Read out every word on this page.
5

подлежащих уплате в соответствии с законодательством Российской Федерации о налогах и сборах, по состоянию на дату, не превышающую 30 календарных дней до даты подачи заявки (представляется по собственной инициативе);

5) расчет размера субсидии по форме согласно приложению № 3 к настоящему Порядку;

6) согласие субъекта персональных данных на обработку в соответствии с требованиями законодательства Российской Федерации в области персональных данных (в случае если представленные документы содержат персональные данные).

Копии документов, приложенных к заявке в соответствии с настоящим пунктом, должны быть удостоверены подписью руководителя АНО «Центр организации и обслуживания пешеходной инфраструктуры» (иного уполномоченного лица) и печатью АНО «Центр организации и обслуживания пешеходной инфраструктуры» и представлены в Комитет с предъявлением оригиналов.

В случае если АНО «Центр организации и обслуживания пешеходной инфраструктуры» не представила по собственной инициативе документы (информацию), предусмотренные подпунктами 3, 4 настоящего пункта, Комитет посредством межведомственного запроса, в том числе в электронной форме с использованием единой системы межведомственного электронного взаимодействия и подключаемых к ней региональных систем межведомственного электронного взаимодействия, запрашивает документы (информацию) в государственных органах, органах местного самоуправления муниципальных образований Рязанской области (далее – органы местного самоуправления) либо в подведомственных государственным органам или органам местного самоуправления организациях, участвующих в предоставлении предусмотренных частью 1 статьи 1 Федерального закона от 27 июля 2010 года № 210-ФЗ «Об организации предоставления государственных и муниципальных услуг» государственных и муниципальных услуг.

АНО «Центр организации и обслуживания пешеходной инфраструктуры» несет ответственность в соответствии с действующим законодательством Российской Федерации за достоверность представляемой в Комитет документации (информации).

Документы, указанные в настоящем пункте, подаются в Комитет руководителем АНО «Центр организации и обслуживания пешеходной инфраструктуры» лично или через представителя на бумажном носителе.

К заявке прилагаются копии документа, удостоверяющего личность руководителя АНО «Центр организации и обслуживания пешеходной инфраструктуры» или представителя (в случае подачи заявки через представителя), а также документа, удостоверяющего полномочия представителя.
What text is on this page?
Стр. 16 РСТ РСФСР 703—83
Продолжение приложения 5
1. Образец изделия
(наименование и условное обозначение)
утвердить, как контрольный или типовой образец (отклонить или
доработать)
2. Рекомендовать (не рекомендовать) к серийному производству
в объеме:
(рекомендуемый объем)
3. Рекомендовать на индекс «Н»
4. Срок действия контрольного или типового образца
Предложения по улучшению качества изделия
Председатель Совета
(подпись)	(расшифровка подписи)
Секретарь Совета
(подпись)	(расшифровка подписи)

* _AIM OF THE EXERCISE_
Could you quote the material above in full, exactly as it stands?

* _FULL SOLUTION_
Read out every word on this page.
5

подлежащих уплате в соответствии с законодательством Российской Федерации о налогах и сборах, по состоянию на дату, не превышающую 30 календарных дней до даты подачи заявки (представляется по собственной инициативе);

5) расчет размера субсидии по форме согласно приложению № 3 к настоящему Порядку;

6) согласие субъекта персональных данных на обработку в соответствии с требованиями законодательства Российской Федерации в области персональных данных (в случае если представленные документы содержат персональные данные).

Копии документов, приложенных к заявке в соответствии с настоящим пунктом, должны быть удостоверены подписью руководителя АНО «Центр организации и обслуживания пешеходной инфраструктуры» (иного уполномоченного лица) и печатью АНО «Центр организации и обслуживания пешеходной инфраструктуры» и представлены в Комитет с предъявлением оригиналов.

В случае если АНО «Центр организации и обслуживания пешеходной инфраструктуры» не представила по собственной инициативе документы (информацию), предусмотренные подпунктами 3, 4 настоящего пункта, Комитет посредством межведомственного запроса, в том числе в электронной форме с использованием единой системы межведомственного электронного взаимодействия и подключаемых к ней региональных систем межведомственного электронного взаимодействия, запрашивает документы (информацию) в государственных органах, органах местного самоуправления муниципальных образований Рязанской области (далее – органы местного самоуправления) либо в подведомственных государственным органам или органам местного самоуправления организациях, участвующих в предоставлении предусмотренных частью 1 статьи 1 Федерального закона от 27 июля 2010 года № 210-ФЗ «Об организации предоставления государственных и муниципальных услуг» государственных и муниципальных услуг.

АНО «Центр организации и обслуживания пешеходной инфраструктуры» несет ответственность в соответствии с действующим законодательством Российской Федерации за достоверность представляемой в Комитет документации (информации).

Документы, указанные в настоящем пункте, подаются в Комитет руководителем АНО «Центр организации и обслуживания пешеходной инфраструктуры» лично или через представителя на бумажном носителе.

К заявке прилагаются копии документа, удостоверяющего личность руководителя АНО «Центр организации и обслуживания пешеходной инфраструктуры» или представителя (в случае подачи заявки через представителя), а также документа, удостоверяющего полномочия представителя.
What text is on this page?
Стр. 16 РСТ РСФСР 703—83
Продолжение приложения 5
1. Образец изделия
(наименование и условное обозначение)
утвердить, как контрольный или типовой образец (отклонить или
доработать)
2. Рекомендовать (не рекомендовать) к серийному производству
в объеме:
(рекомендуемый объем)
3. Рекомендовать на индекс «Н»
4. Срок действия контрольного или типового образца
Предложения по улучшению качества изделия
Председатель Совета
(подпись)	(расшифровка подписи)
Секретарь Совета
(подпись)	(расшифровка подписи)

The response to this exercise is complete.